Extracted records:
begin

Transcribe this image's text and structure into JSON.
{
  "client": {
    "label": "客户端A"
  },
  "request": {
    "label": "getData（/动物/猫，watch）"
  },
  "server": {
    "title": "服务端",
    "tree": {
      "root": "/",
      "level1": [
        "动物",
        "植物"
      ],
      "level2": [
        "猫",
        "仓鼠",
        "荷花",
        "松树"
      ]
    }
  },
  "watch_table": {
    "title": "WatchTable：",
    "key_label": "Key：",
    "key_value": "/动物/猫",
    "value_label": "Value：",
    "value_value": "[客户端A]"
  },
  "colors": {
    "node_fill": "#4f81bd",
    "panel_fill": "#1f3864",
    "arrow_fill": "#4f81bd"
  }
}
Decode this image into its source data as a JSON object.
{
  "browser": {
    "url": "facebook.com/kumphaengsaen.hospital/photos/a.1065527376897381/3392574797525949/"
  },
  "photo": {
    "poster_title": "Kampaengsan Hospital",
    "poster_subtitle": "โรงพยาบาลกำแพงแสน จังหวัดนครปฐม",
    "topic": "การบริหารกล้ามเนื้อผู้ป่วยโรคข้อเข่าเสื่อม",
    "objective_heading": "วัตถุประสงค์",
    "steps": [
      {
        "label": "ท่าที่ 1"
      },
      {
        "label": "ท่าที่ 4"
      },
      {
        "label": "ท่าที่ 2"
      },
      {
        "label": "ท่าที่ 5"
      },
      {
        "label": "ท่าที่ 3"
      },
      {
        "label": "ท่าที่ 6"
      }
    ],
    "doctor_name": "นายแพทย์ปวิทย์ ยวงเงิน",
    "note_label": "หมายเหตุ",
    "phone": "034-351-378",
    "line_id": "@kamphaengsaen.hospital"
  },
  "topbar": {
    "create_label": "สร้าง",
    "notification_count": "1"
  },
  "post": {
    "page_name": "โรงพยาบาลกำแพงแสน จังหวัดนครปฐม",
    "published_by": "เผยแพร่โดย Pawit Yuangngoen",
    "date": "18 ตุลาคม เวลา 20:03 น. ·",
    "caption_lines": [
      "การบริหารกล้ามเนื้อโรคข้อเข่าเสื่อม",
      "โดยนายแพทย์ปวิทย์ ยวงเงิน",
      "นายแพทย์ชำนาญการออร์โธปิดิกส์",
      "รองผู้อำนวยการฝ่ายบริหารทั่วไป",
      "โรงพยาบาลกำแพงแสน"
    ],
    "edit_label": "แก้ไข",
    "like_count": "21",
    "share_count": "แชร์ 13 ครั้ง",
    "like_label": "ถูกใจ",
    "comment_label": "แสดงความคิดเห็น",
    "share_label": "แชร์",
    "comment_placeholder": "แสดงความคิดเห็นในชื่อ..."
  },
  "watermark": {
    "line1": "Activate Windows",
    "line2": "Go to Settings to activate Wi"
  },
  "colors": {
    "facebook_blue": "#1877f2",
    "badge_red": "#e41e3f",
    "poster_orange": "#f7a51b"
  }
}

end

- **Written exercise**: Repeat the records above exactly.

- **Result**:
Transcribe this image's text and structure into JSON.
{
  "client": {
    "label": "客户端A"
  },
  "request": {
    "label": "getData（/动物/猫，watch）"
  },
  "server": {
    "title": "服务端",
    "tree": {
      "root": "/",
      "level1": [
        "动物",
        "植物"
      ],
      "level2": [
        "猫",
        "仓鼠",
        "荷花",
        "松树"
      ]
    }
  },
  "watch_table": {
    "title": "WatchTable：",
    "key_label": "Key：",
    "key_value": "/动物/猫",
    "value_label": "Value：",
    "value_value": "[客户端A]"
  },
  "colors": {
    "node_fill": "#4f81bd",
    "panel_fill": "#1f3864",
    "arrow_fill": "#4f81bd"
  }
}
Decode this image into its source data as a JSON object.
{
  "browser": {
    "url": "facebook.com/kumphaengsaen.hospital/photos/a.1065527376897381/3392574797525949/"
  },
  "photo": {
    "poster_title": "Kampaengsan Hospital",
    "poster_subtitle": "โรงพยาบาลกำแพงแสน จังหวัดนครปฐม",
    "topic": "การบริหารกล้ามเนื้อผู้ป่วยโรคข้อเข่าเสื่อม",
    "objective_heading": "วัตถุประสงค์",
    "steps": [
      {
        "label": "ท่าที่ 1"
      },
      {
        "label": "ท่าที่ 4"
      },
      {
        "label": "ท่าที่ 2"
      },
      {
        "label": "ท่าที่ 5"
      },
      {
        "label": "ท่าที่ 3"
      },
      {
        "label": "ท่าที่ 6"
      }
    ],
    "doctor_name": "นายแพทย์ปวิทย์ ยวงเงิน",
    "note_label": "หมายเหตุ",
    "phone": "034-351-378",
    "line_id": "@kamphaengsaen.hospital"
  },
  "topbar": {
    "create_label": "สร้าง",
    "notification_count": "1"
  },
  "post": {
    "page_name": "โรงพยาบาลกำแพงแสน จังหวัดนครปฐม",
    "published_by": "เผยแพร่โดย Pawit Yuangngoen",
    "date": "18 ตุลาคม เวลา 20:03 น. ·",
    "caption_lines": [
      "การบริหารกล้ามเนื้อโรคข้อเข่าเสื่อม",
      "โดยนายแพทย์ปวิทย์ ยวงเงิน",
      "นายแพทย์ชำนาญการออร์โธปิดิกส์",
      "รองผู้อำนวยการฝ่ายบริหารทั่วไป",
      "โรงพยาบาลกำแพงแสน"
    ],
    "edit_label": "แก้ไข",
    "like_count": "21",
    "share_count": "แชร์ 13 ครั้ง",
    "like_label": "ถูกใจ",
    "comment_label": "แสดงความคิดเห็น",
    "share_label": "แชร์",
    "comment_placeholder": "แสดงความคิดเห็นในชื่อ..."
  },
  "watermark": {
    "line1": "Activate Windows",
    "line2": "Go to Settings to activate Wi"
  },
  "colors": {
    "facebook_blue": "#1877f2",
    "badge_red": "#e41e3f",
    "poster_orange": "#f7a51b"
  }
}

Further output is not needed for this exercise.